SET TASKS:
1 - In the article on Design Thinking mindsets, reproduce the part that opens with the words containing "The promise is" and closes with "that comes along).", substituting "design practitioner" for "designer".
2 - According to the article on Design Thinking mindsets, which company popularized Design Thinking?
3 - Continue the article on Design Thinking mindsets, starting after its last sentence.

EXCERPTED PASSAGE:
Begin
Design Thinking Mindsets

By Andrew on 6th March 2020 — 3 mins read

(What are they? Can they help unlock new ways of working?)

Popularised by IDEO, Design Thinking is a toolset, a process, a methodology and a way of approaching design that prioritises empathy, co-design and experimentation. It’s a distillation of the most learnable and teachable aspects of their design practice.

The promise is this: Think like a designer and you’ll unlock all sorts of possibility. Creative confidence, collaborative Human Centred problem solving, valuable experiments, faster learning. Many good things.

Can it really promise all this?

Well… thinking like a designer can sweep aside some unhelpful default thinking styles and behaviours. For example, by fostering a desire to understand the human recipients of our products / services (often called ‘Empathy’), we replace the default behaviour of thinking that we know best (based on our own personal experiences). Embracing optimism (another Design Thinking Mindset – or DTM) creates the space to dream big to see things afresh (replacing a constraints-first viewpoint). Embracing ambiguity (another DTM) opens the possibility for wider consideration of ideas (as opposed to latching on to the first good idea that comes along).
End
A block of data
Begin
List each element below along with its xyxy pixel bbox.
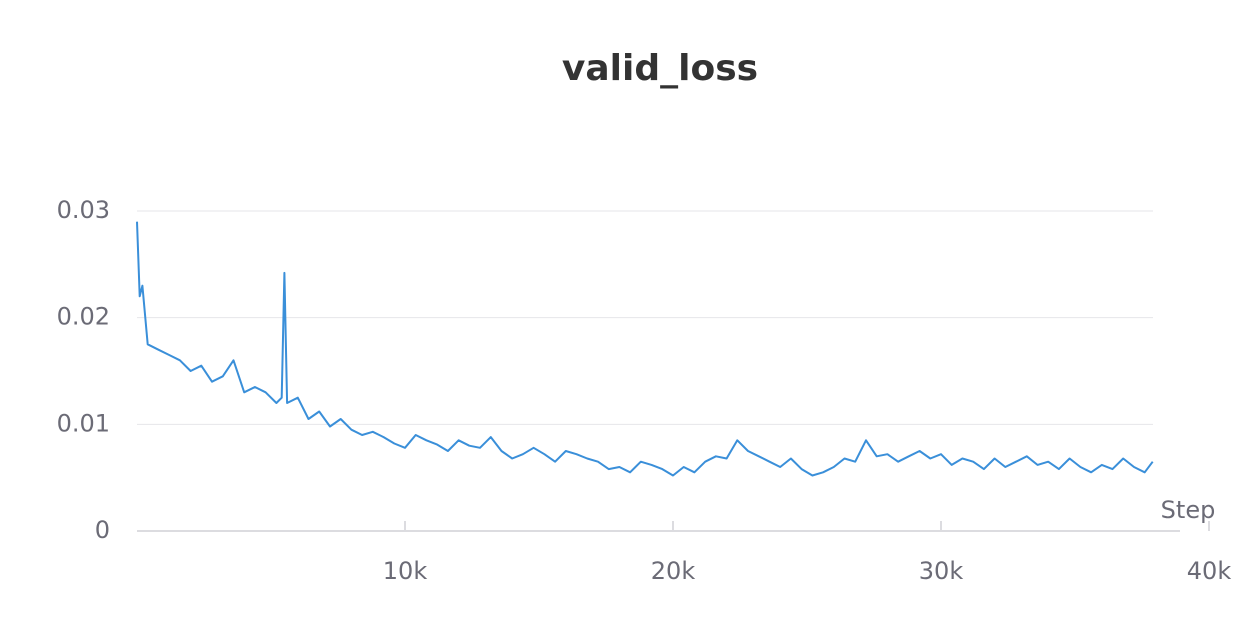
x-tick-label: 30k	[919, 557, 964, 585]
y-tick-label: 0.02	[57, 303, 110, 331]
x-tick-label: 40k	[1187, 557, 1232, 585]
y-tick-label: 0.01	[57, 409, 110, 437]
y-tick-label: 0.03	[57, 196, 110, 224]
y-tick-label: 0	[95, 516, 110, 544]
x-axis-label: Step	[1161, 496, 1216, 524]
x-tick-label: 20k	[651, 557, 696, 585]
chart-title: valid_loss	[562, 48, 758, 89]
x-tick-label: 10k	[383, 557, 428, 585]
line-series	[136, 221, 1154, 477]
End
THE RESULTS:
1 -
The promise is this: Think like a design practitioner and you’ll unlock all sorts of possibility. Creative confidence, collaborative Human Centred problem solving, valuable experiments, faster learning. Many good things.

Can it really promise all this?

Well… thinking like a design practitioner can sweep aside some unhelpful default thinking styles and behaviours. For example, by fostering a desire to understand the human recipients of our products / services (often called ‘Empathy’), we replace the default behaviour of thinking that we know best (based on our own personal experiences). Embracing optimism (another Design Thinking Mindset – or DTM) creates the space to dream big to see things afresh (replacing a constraints-first viewpoint). Embracing ambiguity (another DTM) opens the possibility for wider consideration of ideas (as opposed to latching on to the first good idea that comes along).

2 - IDEO

3 -
Folks who might previously have been a set in their ways, embrace a beginner’s (or perhaps even a growth) mindset. Folks who might previously have been overly theoretical, develop a stronger bias towards trying things out. Folks who might have been quiet or marginalised are reached out to and included.

And you don’t have to be a designer to do this. You just have to think like one.

Wow! The power to transform an organisation’s ways of working – is just a few thoughts away!

Ok, perhaps not.

Thinking styles and diversity and inclusion

The way you think is a deeply personal thing. No-one should tell you to how to think. Imagine telling introverts that they need to be more extraverted (UX Design often seems to glorify extraversion in endless collaboration and co-design). Imagine asking someone on the autistic spectrum to demonstrate empathy (if they struggle with this). Imagine asking someone who suffers from depression to be more optimistic.

Engaging with diverse folks in the right inclusive way, can unlock much more that imposing a new way of thinking on to them!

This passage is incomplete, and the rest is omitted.